- INFORMATION PROVIDED:
-=-=-
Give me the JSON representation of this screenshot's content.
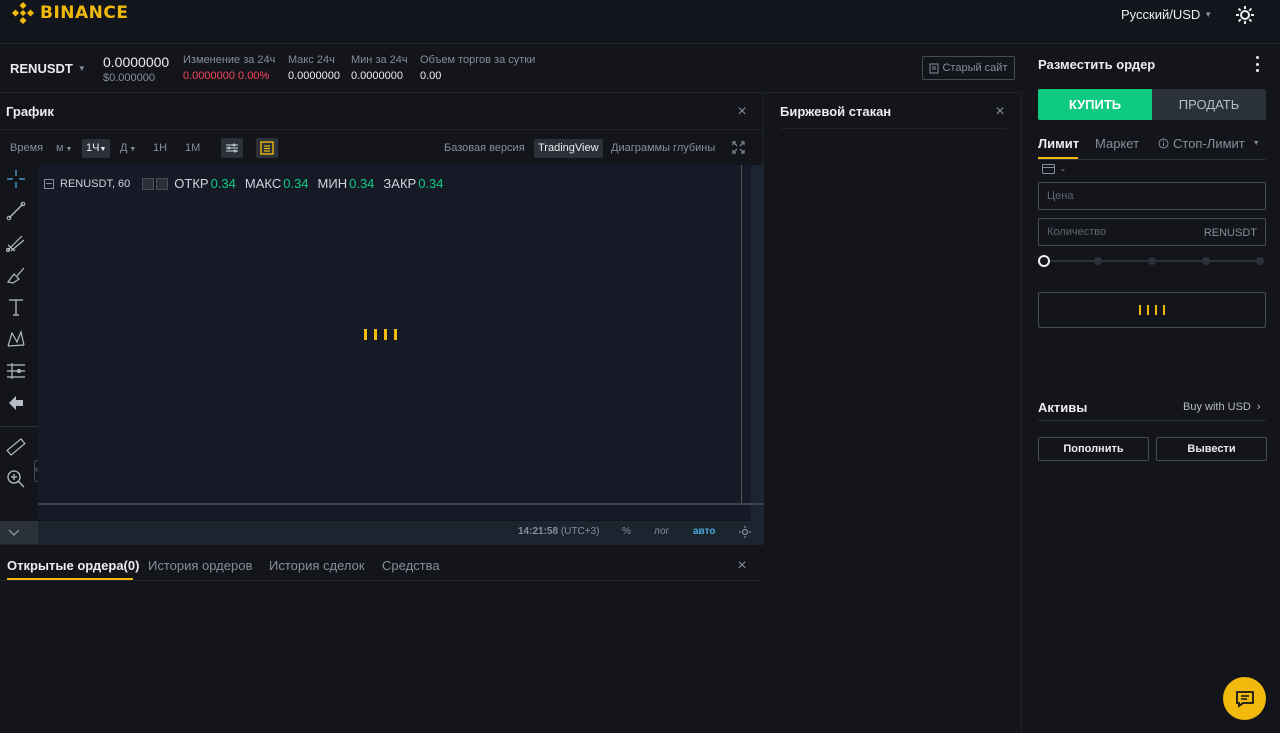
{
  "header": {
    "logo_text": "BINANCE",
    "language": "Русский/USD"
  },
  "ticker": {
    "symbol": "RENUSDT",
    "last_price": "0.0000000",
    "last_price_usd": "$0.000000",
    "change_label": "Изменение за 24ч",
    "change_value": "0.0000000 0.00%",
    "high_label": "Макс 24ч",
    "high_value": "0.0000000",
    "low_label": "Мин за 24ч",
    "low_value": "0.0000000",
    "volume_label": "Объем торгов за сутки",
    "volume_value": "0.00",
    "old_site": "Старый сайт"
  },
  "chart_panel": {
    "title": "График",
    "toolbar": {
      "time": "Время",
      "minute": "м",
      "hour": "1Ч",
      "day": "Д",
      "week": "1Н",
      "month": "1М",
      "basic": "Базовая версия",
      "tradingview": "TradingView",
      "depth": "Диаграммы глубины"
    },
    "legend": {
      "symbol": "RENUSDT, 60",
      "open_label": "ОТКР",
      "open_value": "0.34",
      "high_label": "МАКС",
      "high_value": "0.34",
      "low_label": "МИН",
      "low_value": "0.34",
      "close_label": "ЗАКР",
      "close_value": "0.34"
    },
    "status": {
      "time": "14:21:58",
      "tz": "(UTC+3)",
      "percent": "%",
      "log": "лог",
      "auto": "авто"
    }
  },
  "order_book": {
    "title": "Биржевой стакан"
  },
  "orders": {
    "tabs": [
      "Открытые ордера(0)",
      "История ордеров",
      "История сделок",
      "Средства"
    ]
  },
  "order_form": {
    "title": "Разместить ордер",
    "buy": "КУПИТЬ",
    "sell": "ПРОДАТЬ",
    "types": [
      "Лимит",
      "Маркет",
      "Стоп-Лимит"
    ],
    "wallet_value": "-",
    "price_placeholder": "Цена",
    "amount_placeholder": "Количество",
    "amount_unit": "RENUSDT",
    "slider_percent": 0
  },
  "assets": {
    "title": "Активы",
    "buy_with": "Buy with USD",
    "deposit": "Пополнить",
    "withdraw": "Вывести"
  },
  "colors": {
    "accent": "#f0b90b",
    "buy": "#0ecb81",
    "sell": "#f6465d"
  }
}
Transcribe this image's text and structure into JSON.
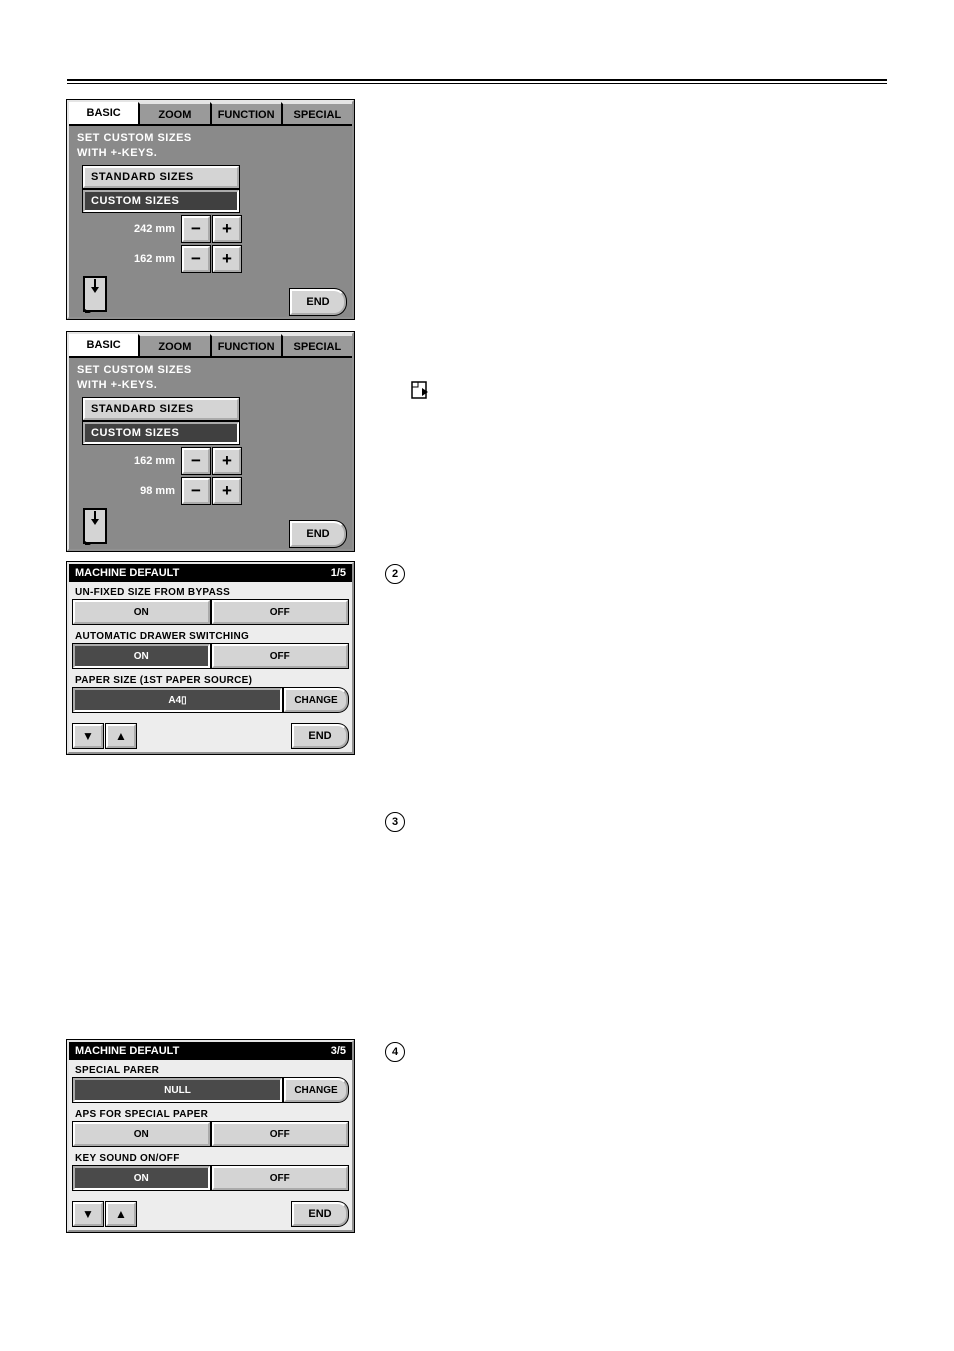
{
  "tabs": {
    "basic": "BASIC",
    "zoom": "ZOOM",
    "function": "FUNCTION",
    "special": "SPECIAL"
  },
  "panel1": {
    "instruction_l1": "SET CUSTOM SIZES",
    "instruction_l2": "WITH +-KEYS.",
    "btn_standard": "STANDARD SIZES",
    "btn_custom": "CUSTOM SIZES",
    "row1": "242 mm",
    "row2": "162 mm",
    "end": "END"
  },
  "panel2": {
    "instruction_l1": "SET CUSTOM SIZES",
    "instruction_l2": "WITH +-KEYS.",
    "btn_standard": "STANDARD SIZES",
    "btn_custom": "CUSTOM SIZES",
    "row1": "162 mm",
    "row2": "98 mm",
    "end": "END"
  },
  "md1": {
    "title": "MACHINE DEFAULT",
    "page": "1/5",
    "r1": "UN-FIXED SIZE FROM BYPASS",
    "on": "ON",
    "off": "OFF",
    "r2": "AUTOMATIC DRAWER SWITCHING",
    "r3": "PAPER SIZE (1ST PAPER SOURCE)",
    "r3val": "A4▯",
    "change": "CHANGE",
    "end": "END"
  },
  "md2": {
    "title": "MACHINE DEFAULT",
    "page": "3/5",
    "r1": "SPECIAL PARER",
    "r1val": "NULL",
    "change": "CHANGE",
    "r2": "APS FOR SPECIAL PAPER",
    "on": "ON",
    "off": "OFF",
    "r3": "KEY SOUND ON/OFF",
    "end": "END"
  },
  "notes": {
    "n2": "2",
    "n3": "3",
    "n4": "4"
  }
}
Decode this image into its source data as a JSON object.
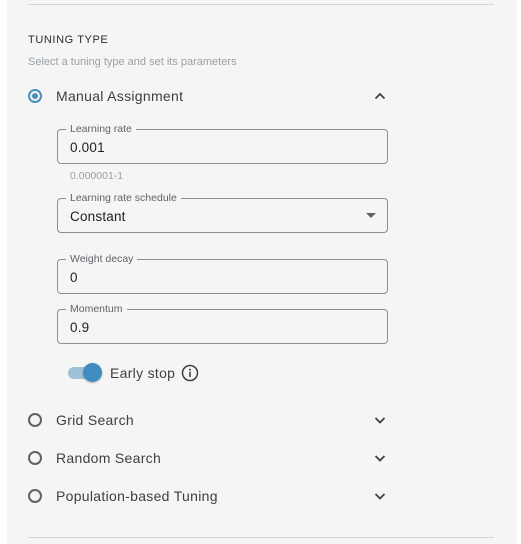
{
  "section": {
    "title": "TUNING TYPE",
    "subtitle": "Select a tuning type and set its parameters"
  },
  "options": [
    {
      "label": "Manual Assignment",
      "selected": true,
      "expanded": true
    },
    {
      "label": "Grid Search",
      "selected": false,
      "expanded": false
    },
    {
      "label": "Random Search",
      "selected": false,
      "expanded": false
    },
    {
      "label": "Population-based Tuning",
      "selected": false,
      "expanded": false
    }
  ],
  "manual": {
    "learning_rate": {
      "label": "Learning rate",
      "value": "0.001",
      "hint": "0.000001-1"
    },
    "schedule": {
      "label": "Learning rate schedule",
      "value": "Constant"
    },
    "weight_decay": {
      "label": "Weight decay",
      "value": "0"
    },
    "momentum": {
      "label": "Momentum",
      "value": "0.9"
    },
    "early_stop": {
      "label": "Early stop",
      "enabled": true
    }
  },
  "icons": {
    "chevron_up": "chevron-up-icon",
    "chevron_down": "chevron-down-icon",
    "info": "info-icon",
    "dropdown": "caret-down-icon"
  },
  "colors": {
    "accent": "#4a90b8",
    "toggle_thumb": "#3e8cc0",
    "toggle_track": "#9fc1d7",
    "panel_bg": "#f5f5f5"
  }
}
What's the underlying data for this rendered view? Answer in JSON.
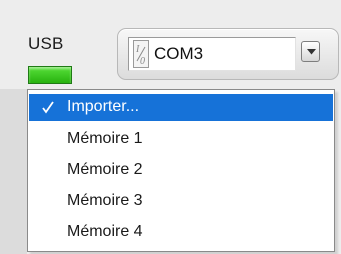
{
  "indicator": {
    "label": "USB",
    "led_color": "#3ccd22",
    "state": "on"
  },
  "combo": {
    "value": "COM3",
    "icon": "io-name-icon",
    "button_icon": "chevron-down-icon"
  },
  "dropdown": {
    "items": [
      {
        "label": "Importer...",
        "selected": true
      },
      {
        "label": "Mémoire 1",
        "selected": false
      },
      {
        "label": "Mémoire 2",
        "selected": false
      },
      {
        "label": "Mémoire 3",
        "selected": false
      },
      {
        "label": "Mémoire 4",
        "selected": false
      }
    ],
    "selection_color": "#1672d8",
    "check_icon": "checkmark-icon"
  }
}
-=-=-
- WHAT NEEDS TO BE DONE: Extract all the entries word for word; omit any pictures.

- WORKED SOLUTION:
Give me the JSON representation of this screenshot's content.
{
  "header": {
    "logo_text": "BINANCE",
    "language": "Русский/USD"
  },
  "ticker": {
    "symbol": "RENUSDT",
    "last_price": "0.0000000",
    "last_price_usd": "$0.000000",
    "change_label": "Изменение за 24ч",
    "change_value": "0.0000000 0.00%",
    "high_label": "Макс 24ч",
    "high_value": "0.0000000",
    "low_label": "Мин за 24ч",
    "low_value": "0.0000000",
    "volume_label": "Объем торгов за сутки",
    "volume_value": "0.00",
    "old_site": "Старый сайт"
  },
  "chart_panel": {
    "title": "График",
    "toolbar": {
      "time": "Время",
      "minute": "м",
      "hour": "1Ч",
      "day": "Д",
      "week": "1Н",
      "month": "1М",
      "basic": "Базовая версия",
      "tradingview": "TradingView",
      "depth": "Диаграммы глубины"
    },
    "legend": {
      "symbol": "RENUSDT, 60",
      "open_label": "ОТКР",
      "open_value": "0.34",
      "high_label": "МАКС",
      "high_value": "0.34",
      "low_label": "МИН",
      "low_value": "0.34",
      "close_label": "ЗАКР",
      "close_value": "0.34"
    },
    "status": {
      "time": "14:21:58",
      "tz": "(UTC+3)",
      "percent": "%",
      "log": "лог",
      "auto": "авто"
    }
  },
  "order_book": {
    "title": "Биржевой стакан"
  },
  "orders": {
    "tabs": [
      "Открытые ордера(0)",
      "История ордеров",
      "История сделок",
      "Средства"
    ]
  },
  "order_form": {
    "title": "Разместить ордер",
    "buy": "КУПИТЬ",
    "sell": "ПРОДАТЬ",
    "types": [
      "Лимит",
      "Маркет",
      "Стоп-Лимит"
    ],
    "wallet_value": "-",
    "price_placeholder": "Цена",
    "amount_placeholder": "Количество",
    "amount_unit": "RENUSDT",
    "slider_percent": 0
  },
  "assets": {
    "title": "Активы",
    "buy_with": "Buy with USD",
    "deposit": "Пополнить",
    "withdraw": "Вывести"
  },
  "colors": {
    "accent": "#f0b90b",
    "buy": "#0ecb81",
    "sell": "#f6465d"
  }
}
Transcribe this image's text and structure into JSON.
{
  "tabs": {
    "basic": "BASIC",
    "zoom": "ZOOM",
    "function": "FUNCTION",
    "special": "SPECIAL"
  },
  "panel1": {
    "instruction_l1": "SET CUSTOM SIZES",
    "instruction_l2": "WITH +-KEYS.",
    "btn_standard": "STANDARD SIZES",
    "btn_custom": "CUSTOM SIZES",
    "row1": "242 mm",
    "row2": "162 mm",
    "end": "END"
  },
  "panel2": {
    "instruction_l1": "SET CUSTOM SIZES",
    "instruction_l2": "WITH +-KEYS.",
    "btn_standard": "STANDARD SIZES",
    "btn_custom": "CUSTOM SIZES",
    "row1": "162 mm",
    "row2": "98 mm",
    "end": "END"
  },
  "md1": {
    "title": "MACHINE DEFAULT",
    "page": "1/5",
    "r1": "UN-FIXED SIZE FROM BYPASS",
    "on": "ON",
    "off": "OFF",
    "r2": "AUTOMATIC DRAWER SWITCHING",
    "r3": "PAPER SIZE (1ST PAPER SOURCE)",
    "r3val": "A4▯",
    "change": "CHANGE",
    "end": "END"
  },
  "md2": {
    "title": "MACHINE DEFAULT",
    "page": "3/5",
    "r1": "SPECIAL PARER",
    "r1val": "NULL",
    "change": "CHANGE",
    "r2": "APS FOR SPECIAL PAPER",
    "on": "ON",
    "off": "OFF",
    "r3": "KEY SOUND ON/OFF",
    "end": "END"
  },
  "notes": {
    "n2": "2",
    "n3": "3",
    "n4": "4"
  }
}
Decode this image into its source data as a JSON object.
{
  "section": {
    "title": "TUNING TYPE",
    "subtitle": "Select a tuning type and set its parameters"
  },
  "options": [
    {
      "label": "Manual Assignment",
      "selected": true,
      "expanded": true
    },
    {
      "label": "Grid Search",
      "selected": false,
      "expanded": false
    },
    {
      "label": "Random Search",
      "selected": false,
      "expanded": false
    },
    {
      "label": "Population-based Tuning",
      "selected": false,
      "expanded": false
    }
  ],
  "manual": {
    "learning_rate": {
      "label": "Learning rate",
      "value": "0.001",
      "hint": "0.000001-1"
    },
    "schedule": {
      "label": "Learning rate schedule",
      "value": "Constant"
    },
    "weight_decay": {
      "label": "Weight decay",
      "value": "0"
    },
    "momentum": {
      "label": "Momentum",
      "value": "0.9"
    },
    "early_stop": {
      "label": "Early stop",
      "enabled": true
    }
  },
  "icons": {
    "chevron_up": "chevron-up-icon",
    "chevron_down": "chevron-down-icon",
    "info": "info-icon",
    "dropdown": "caret-down-icon"
  },
  "colors": {
    "accent": "#4a90b8",
    "toggle_thumb": "#3e8cc0",
    "toggle_track": "#9fc1d7",
    "panel_bg": "#f5f5f5"
  }
}
What's the underlying data for this rendered view? Answer in JSON.
{
  "indicator": {
    "label": "USB",
    "led_color": "#3ccd22",
    "state": "on"
  },
  "combo": {
    "value": "COM3",
    "icon": "io-name-icon",
    "button_icon": "chevron-down-icon"
  },
  "dropdown": {
    "items": [
      {
        "label": "Importer...",
        "selected": true
      },
      {
        "label": "Mémoire 1",
        "selected": false
      },
      {
        "label": "Mémoire 2",
        "selected": false
      },
      {
        "label": "Mémoire 3",
        "selected": false
      },
      {
        "label": "Mémoire 4",
        "selected": false
      }
    ],
    "selection_color": "#1672d8",
    "check_icon": "checkmark-icon"
  }
}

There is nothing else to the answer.